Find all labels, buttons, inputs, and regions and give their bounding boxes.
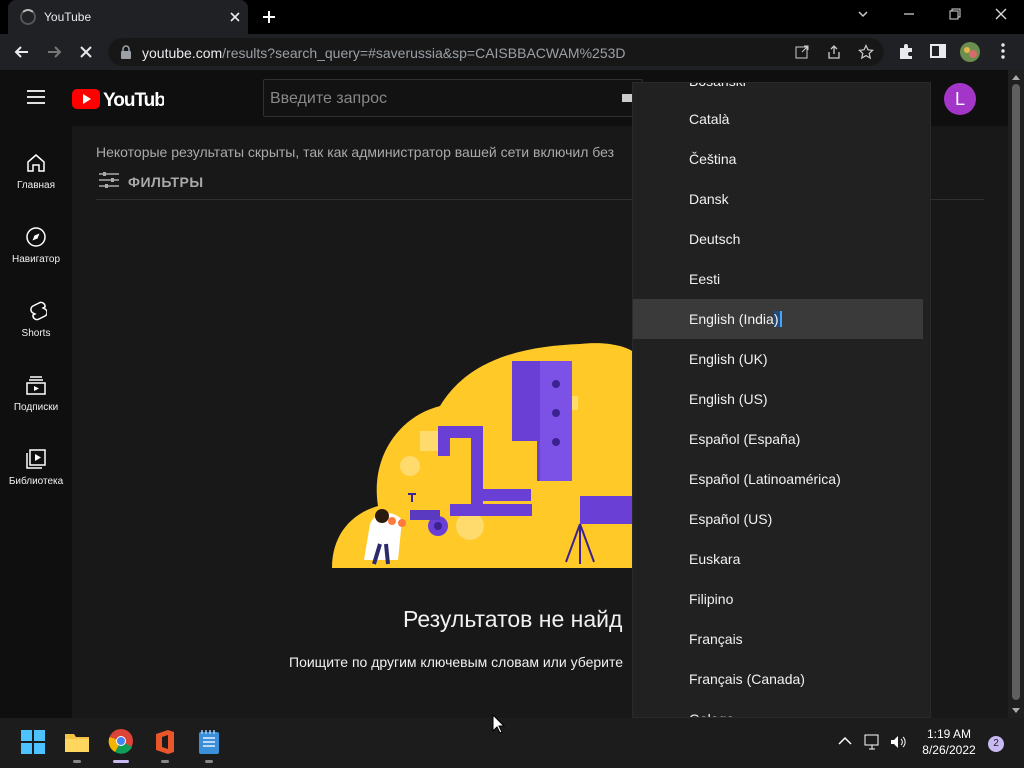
extensions-puzzle-icon[interactable]	[897, 42, 915, 60]
language-item[interactable]: Español (España)	[633, 419, 923, 459]
restore-button[interactable]	[947, 6, 963, 22]
lock-icon[interactable]	[120, 45, 132, 59]
system-clock[interactable]: 1:19 AM 8/26/2022	[916, 726, 982, 758]
language-item[interactable]: Eesti	[633, 259, 923, 299]
language-item[interactable]: Español (Latinoamérica)	[633, 459, 923, 499]
language-item[interactable]: Dansk	[633, 179, 923, 219]
guide-item-home[interactable]: Главная	[0, 136, 72, 210]
file-explorer-icon[interactable]	[64, 730, 90, 754]
app-running-indicator	[161, 760, 169, 763]
language-item[interactable]: Deutsch	[633, 219, 923, 259]
home-icon	[27, 154, 45, 172]
notepad-icon[interactable]	[198, 730, 220, 754]
mouse-pointer-icon	[492, 714, 506, 734]
text-cursor-marker: )	[773, 311, 782, 327]
clock-date: 8/26/2022	[922, 743, 976, 757]
browser-titlebar: YouTube	[0, 0, 1024, 34]
close-window-button[interactable]	[993, 6, 1009, 22]
language-item[interactable]: Español (US)	[633, 499, 923, 539]
hamburger-menu-icon[interactable]	[26, 89, 46, 105]
filters-label: ФИЛЬТРЫ	[128, 174, 204, 190]
compass-icon	[26, 227, 46, 247]
youtube-logo[interactable]: YouTube	[72, 88, 164, 110]
guide-item-shorts[interactable]: Shorts	[0, 284, 72, 358]
language-item[interactable]: English (US)	[633, 379, 923, 419]
library-icon	[26, 449, 46, 469]
no-results-illustration	[330, 336, 632, 568]
stop-loading-icon[interactable]	[76, 42, 96, 62]
restricted-mode-notice: Некоторые результаты скрыты, так как адм…	[96, 144, 615, 160]
guide-item-label: Подписки	[13, 402, 59, 413]
language-item[interactable]: Čeština	[633, 139, 923, 179]
address-bar[interactable]: youtube.com/results?search_query=#saveru…	[108, 38, 884, 66]
subscriptions-icon	[26, 376, 46, 395]
windows-taskbar: 1:19 AM 8/26/2022 2	[0, 718, 1024, 768]
filter-sliders-icon	[98, 170, 120, 190]
url-text: youtube.com/results?search_query=#saveru…	[142, 45, 626, 61]
tab-title: YouTube	[44, 10, 92, 24]
language-item[interactable]: Català	[633, 99, 923, 139]
show-hidden-icons-chevron-icon[interactable]	[838, 736, 852, 746]
bookmark-star-icon[interactable]	[858, 44, 874, 60]
open-in-app-icon[interactable]	[794, 44, 810, 60]
office-icon[interactable]	[154, 730, 176, 754]
no-results-title: Результатов не найд	[403, 606, 623, 632]
language-item[interactable]: Euskara	[633, 539, 923, 579]
no-results-hint: Поищите по другим ключевым словам или уб…	[289, 654, 624, 670]
guide-item-label: Главная	[16, 180, 56, 191]
language-menu[interactable]: Bosanski Català Čeština Dansk Deutsch Ee…	[632, 82, 931, 718]
language-item[interactable]: Galego	[633, 699, 923, 717]
app-active-indicator	[113, 760, 129, 763]
share-icon[interactable]	[826, 44, 842, 60]
browser-toolbar: youtube.com/results?search_query=#saveru…	[0, 34, 1024, 70]
language-item[interactable]: Filipino	[633, 579, 923, 619]
back-arrow-icon[interactable]	[12, 42, 32, 62]
selected-language-label: English (India	[689, 311, 774, 327]
guide-item-label: Навигатор	[11, 254, 61, 265]
language-item-selected[interactable]: English (India)	[633, 299, 923, 339]
browser-tab-youtube[interactable]: YouTube	[8, 0, 248, 34]
guide-sidebar: Главная Навигатор Shorts Подписки Библио…	[0, 126, 72, 718]
search-input[interactable]: Введите запрос	[263, 79, 643, 117]
language-item[interactable]: Français (Canada)	[633, 659, 923, 699]
network-icon[interactable]	[864, 734, 882, 750]
tab-search-chevron-icon[interactable]	[855, 6, 871, 22]
language-item[interactable]: English (UK)	[633, 339, 923, 379]
loading-spinner-icon	[20, 9, 36, 25]
scroll-up-arrow-icon[interactable]	[1012, 74, 1020, 80]
forward-arrow-icon[interactable]	[44, 42, 64, 62]
scrollbar-thumb[interactable]	[1012, 84, 1020, 700]
volume-icon[interactable]	[889, 734, 907, 750]
scroll-down-arrow-icon[interactable]	[1012, 708, 1020, 714]
chrome-menu-icon[interactable]	[995, 42, 1011, 60]
search-placeholder: Введите запрос	[270, 90, 387, 107]
guide-item-explore[interactable]: Навигатор	[0, 210, 72, 284]
profile-avatar-icon[interactable]	[959, 41, 981, 63]
clock-time: 1:19 AM	[926, 727, 972, 741]
account-avatar[interactable]: L	[944, 83, 976, 115]
guide-item-library[interactable]: Библиотека	[0, 432, 72, 506]
shorts-icon	[30, 301, 47, 321]
svg-text:YouTube: YouTube	[103, 90, 164, 110]
windows-start-icon[interactable]	[21, 730, 45, 754]
guide-item-label: Shorts	[21, 328, 51, 339]
minimize-button[interactable]	[901, 6, 917, 22]
chrome-icon[interactable]	[108, 728, 134, 754]
language-item[interactable]: Français	[633, 619, 923, 659]
new-tab-button[interactable]	[260, 8, 278, 26]
guide-item-subscriptions[interactable]: Подписки	[0, 358, 72, 432]
app-running-indicator	[205, 760, 213, 763]
app-running-indicator	[73, 760, 81, 763]
guide-item-label: Библиотека	[8, 476, 64, 487]
notification-badge[interactable]: 2	[988, 736, 1004, 752]
side-panel-icon[interactable]	[929, 42, 947, 60]
page-scrollbar[interactable]	[1008, 70, 1024, 718]
tab-close-icon[interactable]	[227, 9, 243, 25]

* [TO DO] Please copy the listing above line for line, leaving out the picture.

* [FINISHED ANSWER]
Find all labels, buttons, inputs, and regions and give their bounding boxes.
extensions-puzzle-icon[interactable]	[897, 42, 915, 60]
language-item[interactable]: Español (España)	[633, 419, 923, 459]
restore-button[interactable]	[947, 6, 963, 22]
lock-icon[interactable]	[120, 45, 132, 59]
system-clock[interactable]: 1:19 AM 8/26/2022	[916, 726, 982, 758]
language-item[interactable]: Eesti	[633, 259, 923, 299]
language-item[interactable]: Español (Latinoamérica)	[633, 459, 923, 499]
language-item[interactable]: Dansk	[633, 179, 923, 219]
guide-item-home[interactable]: Главная	[0, 136, 72, 210]
file-explorer-icon[interactable]	[64, 730, 90, 754]
app-running-indicator	[161, 760, 169, 763]
language-item[interactable]: Deutsch	[633, 219, 923, 259]
home-icon	[27, 154, 45, 172]
notepad-icon[interactable]	[198, 730, 220, 754]
mouse-pointer-icon	[492, 714, 506, 734]
text-cursor-marker: )	[773, 311, 782, 327]
clock-date: 8/26/2022	[922, 743, 976, 757]
browser-titlebar: YouTube	[0, 0, 1024, 34]
close-window-button[interactable]	[993, 6, 1009, 22]
language-item[interactable]: Español (US)	[633, 499, 923, 539]
hamburger-menu-icon[interactable]	[26, 89, 46, 105]
filters-label: ФИЛЬТРЫ	[128, 174, 204, 190]
compass-icon	[26, 227, 46, 247]
youtube-logo[interactable]: YouTube	[72, 88, 164, 110]
guide-item-shorts[interactable]: Shorts	[0, 284, 72, 358]
language-item[interactable]: English (US)	[633, 379, 923, 419]
library-icon	[26, 449, 46, 469]
no-results-illustration	[330, 336, 632, 568]
stop-loading-icon[interactable]	[76, 42, 96, 62]
restricted-mode-notice: Некоторые результаты скрыты, так как адм…	[96, 144, 615, 160]
guide-item-label: Подписки	[13, 402, 59, 413]
language-item[interactable]: Čeština	[633, 139, 923, 179]
address-bar[interactable]: youtube.com/results?search_query=#saveru…	[108, 38, 884, 66]
subscriptions-icon	[26, 376, 46, 395]
windows-taskbar: 1:19 AM 8/26/2022 2	[0, 718, 1024, 768]
filter-sliders-icon	[98, 170, 120, 190]
url-text: youtube.com/results?search_query=#saveru…	[142, 45, 626, 61]
tab-title: YouTube	[44, 10, 92, 24]
language-item[interactable]: Català	[633, 99, 923, 139]
show-hidden-icons-chevron-icon[interactable]	[838, 736, 852, 746]
bookmark-star-icon[interactable]	[858, 44, 874, 60]
open-in-app-icon[interactable]	[794, 44, 810, 60]
office-icon[interactable]	[154, 730, 176, 754]
no-results-title: Результатов не найд	[403, 606, 623, 632]
language-item[interactable]: Euskara	[633, 539, 923, 579]
no-results-hint: Поищите по другим ключевым словам или уб…	[289, 654, 624, 670]
guide-item-label: Главная	[16, 180, 56, 191]
language-menu[interactable]: Bosanski Català Čeština Dansk Deutsch Ee…	[632, 82, 931, 718]
language-item[interactable]: Galego	[633, 699, 923, 717]
app-active-indicator	[113, 760, 129, 763]
share-icon[interactable]	[826, 44, 842, 60]
browser-toolbar: youtube.com/results?search_query=#saveru…	[0, 34, 1024, 70]
language-item[interactable]: Filipino	[633, 579, 923, 619]
back-arrow-icon[interactable]	[12, 42, 32, 62]
selected-language-label: English (India	[689, 311, 774, 327]
guide-item-label: Навигатор	[11, 254, 61, 265]
language-item-selected[interactable]: English (India)	[633, 299, 923, 339]
browser-tab-youtube[interactable]: YouTube	[8, 0, 248, 34]
guide-sidebar: Главная Навигатор Shorts Подписки Библио…	[0, 126, 72, 718]
search-input[interactable]: Введите запрос	[263, 79, 643, 117]
language-item[interactable]: Français (Canada)	[633, 659, 923, 699]
network-icon[interactable]	[864, 734, 882, 750]
tab-search-chevron-icon[interactable]	[855, 6, 871, 22]
language-item[interactable]: English (UK)	[633, 339, 923, 379]
loading-spinner-icon	[20, 9, 36, 25]
scroll-up-arrow-icon[interactable]	[1012, 74, 1020, 80]
forward-arrow-icon[interactable]	[44, 42, 64, 62]
scrollbar-thumb[interactable]	[1012, 84, 1020, 700]
volume-icon[interactable]	[889, 734, 907, 750]
scroll-down-arrow-icon[interactable]	[1012, 708, 1020, 714]
chrome-menu-icon[interactable]	[995, 42, 1011, 60]
search-placeholder: Введите запрос	[270, 90, 387, 107]
guide-item-explore[interactable]: Навигатор	[0, 210, 72, 284]
profile-avatar-icon[interactable]	[959, 41, 981, 63]
clock-time: 1:19 AM	[926, 727, 972, 741]
account-avatar[interactable]: L	[944, 83, 976, 115]
guide-item-library[interactable]: Библиотека	[0, 432, 72, 506]
shorts-icon	[30, 301, 47, 321]
svg-text:YouTube: YouTube	[103, 90, 164, 110]
windows-start-icon[interactable]	[21, 730, 45, 754]
guide-item-label: Shorts	[21, 328, 51, 339]
minimize-button[interactable]	[901, 6, 917, 22]
chrome-icon[interactable]	[108, 728, 134, 754]
language-item[interactable]: Français	[633, 619, 923, 659]
new-tab-button[interactable]	[260, 8, 278, 26]
guide-item-subscriptions[interactable]: Подписки	[0, 358, 72, 432]
app-running-indicator	[205, 760, 213, 763]
app-running-indicator	[73, 760, 81, 763]
guide-item-label: Библиотека	[8, 476, 64, 487]
notification-badge[interactable]: 2	[988, 736, 1004, 752]
side-panel-icon[interactable]	[929, 42, 947, 60]
page-scrollbar[interactable]	[1008, 70, 1024, 718]
tab-close-icon[interactable]	[227, 9, 243, 25]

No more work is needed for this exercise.